- WHAT TO PRODUCE: Go through the entries one line at a time, and gather every line that has the word "marker".

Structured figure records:
---------------
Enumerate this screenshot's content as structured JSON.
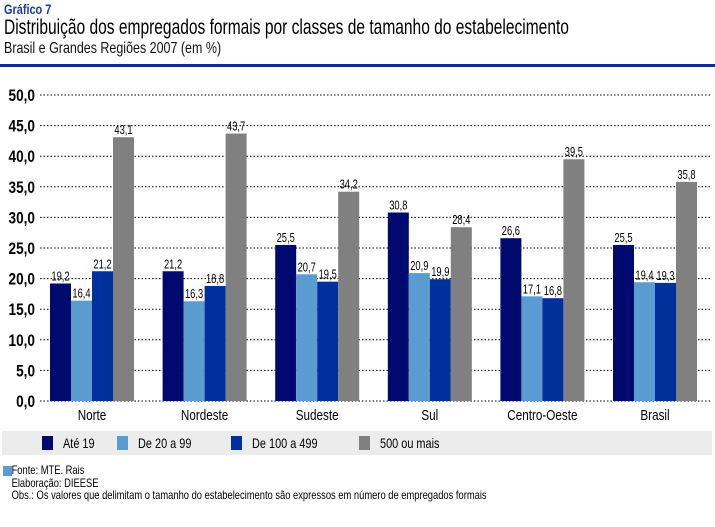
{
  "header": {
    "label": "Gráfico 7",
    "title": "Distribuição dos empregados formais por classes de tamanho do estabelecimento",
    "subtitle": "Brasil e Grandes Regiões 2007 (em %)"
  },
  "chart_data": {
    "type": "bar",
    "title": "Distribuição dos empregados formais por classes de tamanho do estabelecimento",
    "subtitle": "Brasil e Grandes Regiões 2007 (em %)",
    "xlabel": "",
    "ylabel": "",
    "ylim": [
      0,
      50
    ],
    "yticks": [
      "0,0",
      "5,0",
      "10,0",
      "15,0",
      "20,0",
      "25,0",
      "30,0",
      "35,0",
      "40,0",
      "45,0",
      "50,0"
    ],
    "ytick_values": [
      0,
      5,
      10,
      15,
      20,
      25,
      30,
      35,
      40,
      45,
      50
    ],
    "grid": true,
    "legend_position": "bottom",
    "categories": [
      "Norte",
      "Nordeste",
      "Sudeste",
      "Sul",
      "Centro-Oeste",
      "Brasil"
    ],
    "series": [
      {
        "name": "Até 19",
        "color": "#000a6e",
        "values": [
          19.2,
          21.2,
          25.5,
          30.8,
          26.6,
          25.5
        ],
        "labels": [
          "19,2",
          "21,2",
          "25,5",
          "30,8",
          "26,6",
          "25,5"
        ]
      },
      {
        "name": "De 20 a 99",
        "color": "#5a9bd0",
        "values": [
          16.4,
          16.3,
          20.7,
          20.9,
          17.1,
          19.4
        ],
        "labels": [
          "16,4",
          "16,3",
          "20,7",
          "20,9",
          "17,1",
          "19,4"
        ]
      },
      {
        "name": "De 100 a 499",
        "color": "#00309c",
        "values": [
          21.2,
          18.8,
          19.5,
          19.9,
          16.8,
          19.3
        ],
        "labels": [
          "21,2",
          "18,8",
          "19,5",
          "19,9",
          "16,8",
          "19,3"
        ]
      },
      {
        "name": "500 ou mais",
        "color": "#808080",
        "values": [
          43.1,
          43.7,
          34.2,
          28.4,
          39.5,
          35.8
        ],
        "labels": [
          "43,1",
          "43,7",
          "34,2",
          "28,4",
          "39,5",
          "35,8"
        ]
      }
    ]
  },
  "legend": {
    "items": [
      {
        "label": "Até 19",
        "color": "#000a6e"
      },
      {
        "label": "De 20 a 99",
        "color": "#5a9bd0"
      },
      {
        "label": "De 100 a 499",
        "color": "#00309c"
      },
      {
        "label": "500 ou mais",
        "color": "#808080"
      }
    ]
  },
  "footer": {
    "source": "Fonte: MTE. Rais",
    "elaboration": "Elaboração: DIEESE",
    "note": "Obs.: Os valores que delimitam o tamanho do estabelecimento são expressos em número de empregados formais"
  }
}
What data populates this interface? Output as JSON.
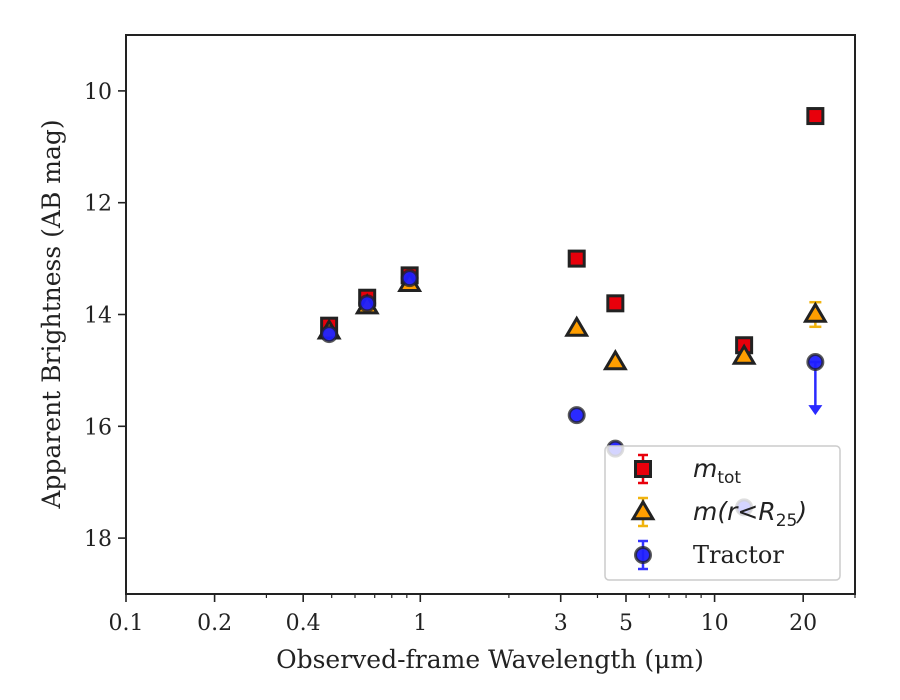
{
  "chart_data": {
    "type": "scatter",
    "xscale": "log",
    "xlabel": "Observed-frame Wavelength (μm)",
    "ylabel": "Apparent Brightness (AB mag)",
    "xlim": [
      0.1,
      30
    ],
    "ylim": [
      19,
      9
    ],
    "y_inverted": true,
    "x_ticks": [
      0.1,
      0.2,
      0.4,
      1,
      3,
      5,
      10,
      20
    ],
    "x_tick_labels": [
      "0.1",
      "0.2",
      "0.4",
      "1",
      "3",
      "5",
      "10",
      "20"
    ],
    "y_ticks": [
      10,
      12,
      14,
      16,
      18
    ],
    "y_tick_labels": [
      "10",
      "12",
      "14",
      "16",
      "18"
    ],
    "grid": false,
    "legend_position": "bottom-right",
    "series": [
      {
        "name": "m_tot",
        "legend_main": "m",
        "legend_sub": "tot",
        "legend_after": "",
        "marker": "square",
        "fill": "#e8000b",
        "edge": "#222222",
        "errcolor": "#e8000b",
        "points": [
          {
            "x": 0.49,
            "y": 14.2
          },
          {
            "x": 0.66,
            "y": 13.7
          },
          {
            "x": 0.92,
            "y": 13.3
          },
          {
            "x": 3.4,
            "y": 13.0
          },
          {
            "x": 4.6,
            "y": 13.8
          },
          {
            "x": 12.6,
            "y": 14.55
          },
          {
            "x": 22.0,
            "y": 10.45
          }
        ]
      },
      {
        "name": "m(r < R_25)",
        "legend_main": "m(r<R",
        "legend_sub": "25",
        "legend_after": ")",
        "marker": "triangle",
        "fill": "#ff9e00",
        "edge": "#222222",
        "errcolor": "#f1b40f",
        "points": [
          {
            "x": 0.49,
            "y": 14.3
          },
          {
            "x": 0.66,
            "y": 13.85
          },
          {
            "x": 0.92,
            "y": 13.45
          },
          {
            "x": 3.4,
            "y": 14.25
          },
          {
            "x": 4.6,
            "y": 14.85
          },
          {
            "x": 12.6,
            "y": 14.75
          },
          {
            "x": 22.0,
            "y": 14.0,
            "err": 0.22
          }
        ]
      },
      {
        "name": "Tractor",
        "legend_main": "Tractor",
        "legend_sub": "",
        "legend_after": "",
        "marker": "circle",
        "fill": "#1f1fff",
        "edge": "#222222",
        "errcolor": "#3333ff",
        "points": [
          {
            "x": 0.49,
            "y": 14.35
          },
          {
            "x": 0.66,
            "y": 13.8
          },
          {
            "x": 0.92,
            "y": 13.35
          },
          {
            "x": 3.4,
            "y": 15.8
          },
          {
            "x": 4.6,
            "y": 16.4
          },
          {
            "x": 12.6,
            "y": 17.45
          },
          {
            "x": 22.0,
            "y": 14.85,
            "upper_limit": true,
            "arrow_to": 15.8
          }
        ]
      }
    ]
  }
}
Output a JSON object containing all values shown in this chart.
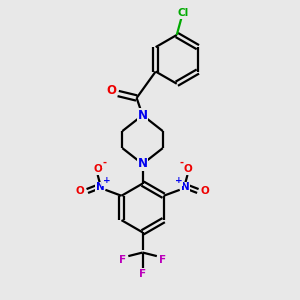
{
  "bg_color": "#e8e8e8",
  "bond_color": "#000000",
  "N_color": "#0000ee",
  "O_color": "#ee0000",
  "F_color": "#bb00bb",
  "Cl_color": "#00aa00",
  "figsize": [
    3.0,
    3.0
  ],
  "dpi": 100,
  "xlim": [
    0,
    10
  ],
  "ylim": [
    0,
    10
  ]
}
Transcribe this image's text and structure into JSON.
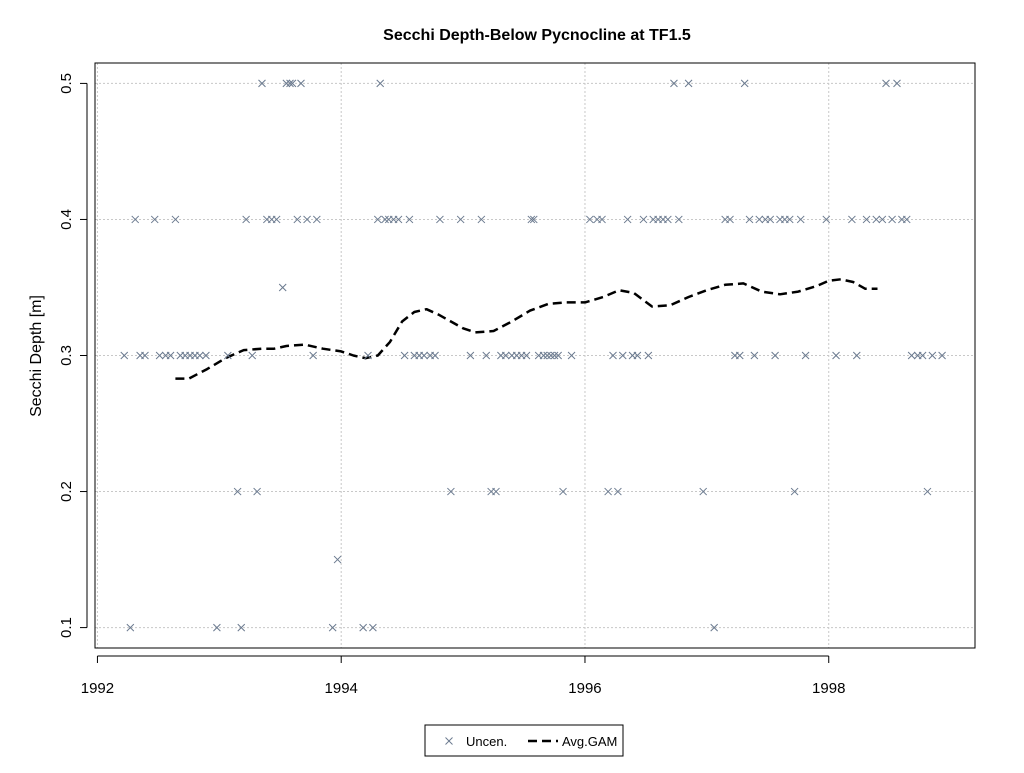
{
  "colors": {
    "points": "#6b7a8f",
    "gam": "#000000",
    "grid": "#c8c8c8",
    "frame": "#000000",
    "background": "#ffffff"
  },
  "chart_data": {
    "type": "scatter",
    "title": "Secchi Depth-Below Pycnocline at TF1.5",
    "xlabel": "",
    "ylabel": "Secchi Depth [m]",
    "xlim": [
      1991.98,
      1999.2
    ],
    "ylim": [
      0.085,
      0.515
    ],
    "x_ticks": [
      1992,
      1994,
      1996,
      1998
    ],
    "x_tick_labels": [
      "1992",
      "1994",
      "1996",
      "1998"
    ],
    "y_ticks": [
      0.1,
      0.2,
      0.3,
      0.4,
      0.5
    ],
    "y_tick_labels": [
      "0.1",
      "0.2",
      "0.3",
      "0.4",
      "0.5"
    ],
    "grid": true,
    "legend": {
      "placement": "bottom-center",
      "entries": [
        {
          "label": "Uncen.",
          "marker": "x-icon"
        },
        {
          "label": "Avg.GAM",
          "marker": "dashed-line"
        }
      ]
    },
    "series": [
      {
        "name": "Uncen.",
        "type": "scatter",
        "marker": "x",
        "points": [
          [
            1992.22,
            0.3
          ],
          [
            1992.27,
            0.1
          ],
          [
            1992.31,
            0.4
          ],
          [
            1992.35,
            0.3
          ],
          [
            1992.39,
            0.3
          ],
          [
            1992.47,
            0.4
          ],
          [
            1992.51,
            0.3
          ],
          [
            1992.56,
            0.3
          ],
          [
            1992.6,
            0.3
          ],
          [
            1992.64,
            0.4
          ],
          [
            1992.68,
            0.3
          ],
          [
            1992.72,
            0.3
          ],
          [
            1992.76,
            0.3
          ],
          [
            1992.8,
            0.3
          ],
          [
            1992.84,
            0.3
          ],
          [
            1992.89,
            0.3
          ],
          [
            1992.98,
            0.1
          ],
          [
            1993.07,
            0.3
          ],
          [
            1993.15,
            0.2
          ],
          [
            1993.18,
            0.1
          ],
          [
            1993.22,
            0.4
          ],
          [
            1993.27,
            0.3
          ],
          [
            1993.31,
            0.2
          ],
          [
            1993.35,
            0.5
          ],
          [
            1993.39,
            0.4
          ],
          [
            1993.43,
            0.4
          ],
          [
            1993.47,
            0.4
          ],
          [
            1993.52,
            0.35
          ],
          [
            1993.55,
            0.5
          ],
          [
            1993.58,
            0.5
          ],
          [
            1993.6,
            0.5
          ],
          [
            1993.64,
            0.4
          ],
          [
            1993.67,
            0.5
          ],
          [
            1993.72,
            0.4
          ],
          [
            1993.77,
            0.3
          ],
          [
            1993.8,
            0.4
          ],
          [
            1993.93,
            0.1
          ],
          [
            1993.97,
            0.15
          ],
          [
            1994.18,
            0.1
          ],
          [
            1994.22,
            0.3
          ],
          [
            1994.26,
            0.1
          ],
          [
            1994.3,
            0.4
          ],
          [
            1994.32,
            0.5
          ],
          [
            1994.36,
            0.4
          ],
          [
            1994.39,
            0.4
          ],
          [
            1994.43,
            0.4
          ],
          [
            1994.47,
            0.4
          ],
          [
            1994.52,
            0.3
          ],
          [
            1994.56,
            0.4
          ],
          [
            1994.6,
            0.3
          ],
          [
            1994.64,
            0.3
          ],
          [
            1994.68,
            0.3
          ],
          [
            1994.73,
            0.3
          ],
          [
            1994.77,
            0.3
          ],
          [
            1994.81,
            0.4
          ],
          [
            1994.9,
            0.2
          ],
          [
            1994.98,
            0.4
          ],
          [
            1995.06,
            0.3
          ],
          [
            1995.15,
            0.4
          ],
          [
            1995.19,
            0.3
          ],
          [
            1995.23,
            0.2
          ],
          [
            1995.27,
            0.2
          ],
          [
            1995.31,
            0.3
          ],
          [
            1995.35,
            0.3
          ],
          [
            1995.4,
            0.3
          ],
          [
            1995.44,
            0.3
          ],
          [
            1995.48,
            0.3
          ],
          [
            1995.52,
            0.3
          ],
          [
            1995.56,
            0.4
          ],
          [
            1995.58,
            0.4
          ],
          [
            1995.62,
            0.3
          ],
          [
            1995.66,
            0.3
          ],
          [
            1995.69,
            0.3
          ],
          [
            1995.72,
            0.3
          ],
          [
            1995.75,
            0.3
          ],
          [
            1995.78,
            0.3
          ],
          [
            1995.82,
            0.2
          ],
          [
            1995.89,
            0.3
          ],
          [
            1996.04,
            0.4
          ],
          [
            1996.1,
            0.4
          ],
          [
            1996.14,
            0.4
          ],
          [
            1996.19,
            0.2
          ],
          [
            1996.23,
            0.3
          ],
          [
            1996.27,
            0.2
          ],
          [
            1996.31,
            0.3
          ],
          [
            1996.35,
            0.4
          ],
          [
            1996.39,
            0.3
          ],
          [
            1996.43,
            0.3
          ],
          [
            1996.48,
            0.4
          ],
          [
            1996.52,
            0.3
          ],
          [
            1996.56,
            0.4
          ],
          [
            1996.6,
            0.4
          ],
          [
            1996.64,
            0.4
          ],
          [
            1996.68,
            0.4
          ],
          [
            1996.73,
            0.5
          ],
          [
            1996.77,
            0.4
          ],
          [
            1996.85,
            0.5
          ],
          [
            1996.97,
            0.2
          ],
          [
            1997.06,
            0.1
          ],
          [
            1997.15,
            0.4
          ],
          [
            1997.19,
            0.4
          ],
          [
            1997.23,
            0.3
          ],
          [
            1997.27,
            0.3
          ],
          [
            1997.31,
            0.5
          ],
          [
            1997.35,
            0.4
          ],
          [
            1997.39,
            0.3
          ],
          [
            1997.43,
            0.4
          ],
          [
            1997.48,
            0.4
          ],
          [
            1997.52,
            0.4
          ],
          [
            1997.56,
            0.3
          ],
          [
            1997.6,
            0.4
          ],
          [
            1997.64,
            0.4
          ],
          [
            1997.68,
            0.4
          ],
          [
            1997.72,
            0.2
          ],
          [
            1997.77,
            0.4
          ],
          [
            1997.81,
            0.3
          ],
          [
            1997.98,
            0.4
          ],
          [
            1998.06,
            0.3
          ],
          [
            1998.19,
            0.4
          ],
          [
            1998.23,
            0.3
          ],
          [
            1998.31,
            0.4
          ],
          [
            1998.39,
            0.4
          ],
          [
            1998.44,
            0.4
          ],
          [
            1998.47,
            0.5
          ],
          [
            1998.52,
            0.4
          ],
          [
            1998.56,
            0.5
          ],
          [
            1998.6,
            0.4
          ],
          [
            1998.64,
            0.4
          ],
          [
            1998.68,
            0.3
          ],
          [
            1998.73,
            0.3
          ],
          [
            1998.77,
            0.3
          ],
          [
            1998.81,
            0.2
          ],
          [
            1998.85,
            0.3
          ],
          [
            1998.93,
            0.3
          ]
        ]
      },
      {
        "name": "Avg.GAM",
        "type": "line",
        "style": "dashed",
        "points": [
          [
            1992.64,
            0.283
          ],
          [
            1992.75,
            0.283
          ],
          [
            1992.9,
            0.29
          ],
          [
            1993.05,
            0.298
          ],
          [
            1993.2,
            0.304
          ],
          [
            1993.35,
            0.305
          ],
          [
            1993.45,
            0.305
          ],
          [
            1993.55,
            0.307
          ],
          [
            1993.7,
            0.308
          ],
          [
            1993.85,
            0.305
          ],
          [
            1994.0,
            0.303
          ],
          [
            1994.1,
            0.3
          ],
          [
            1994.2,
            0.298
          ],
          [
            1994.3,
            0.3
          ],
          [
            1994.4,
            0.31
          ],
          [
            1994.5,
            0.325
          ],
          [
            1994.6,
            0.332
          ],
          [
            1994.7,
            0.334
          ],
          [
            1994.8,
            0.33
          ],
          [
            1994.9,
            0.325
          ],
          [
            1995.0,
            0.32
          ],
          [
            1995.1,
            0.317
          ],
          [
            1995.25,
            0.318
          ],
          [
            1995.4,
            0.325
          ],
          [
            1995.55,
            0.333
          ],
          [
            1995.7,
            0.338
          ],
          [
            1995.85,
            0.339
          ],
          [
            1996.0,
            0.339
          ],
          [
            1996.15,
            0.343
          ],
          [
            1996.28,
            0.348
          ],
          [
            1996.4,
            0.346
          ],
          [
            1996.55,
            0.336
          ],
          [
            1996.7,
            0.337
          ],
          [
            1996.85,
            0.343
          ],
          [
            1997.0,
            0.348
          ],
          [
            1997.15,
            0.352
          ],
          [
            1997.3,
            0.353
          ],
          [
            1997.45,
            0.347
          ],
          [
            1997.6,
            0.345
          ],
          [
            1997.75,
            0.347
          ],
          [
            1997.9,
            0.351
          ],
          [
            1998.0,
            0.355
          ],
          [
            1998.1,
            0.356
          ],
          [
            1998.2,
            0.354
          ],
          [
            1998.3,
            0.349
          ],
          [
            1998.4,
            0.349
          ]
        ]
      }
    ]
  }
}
---------------
- EXERCISE SOLUTION:
        "marker": "square",
        "marker": "triangle",
        "marker": "circle",
          "marker": "x-icon"
          "marker": "dashed-line"
        "marker": "x",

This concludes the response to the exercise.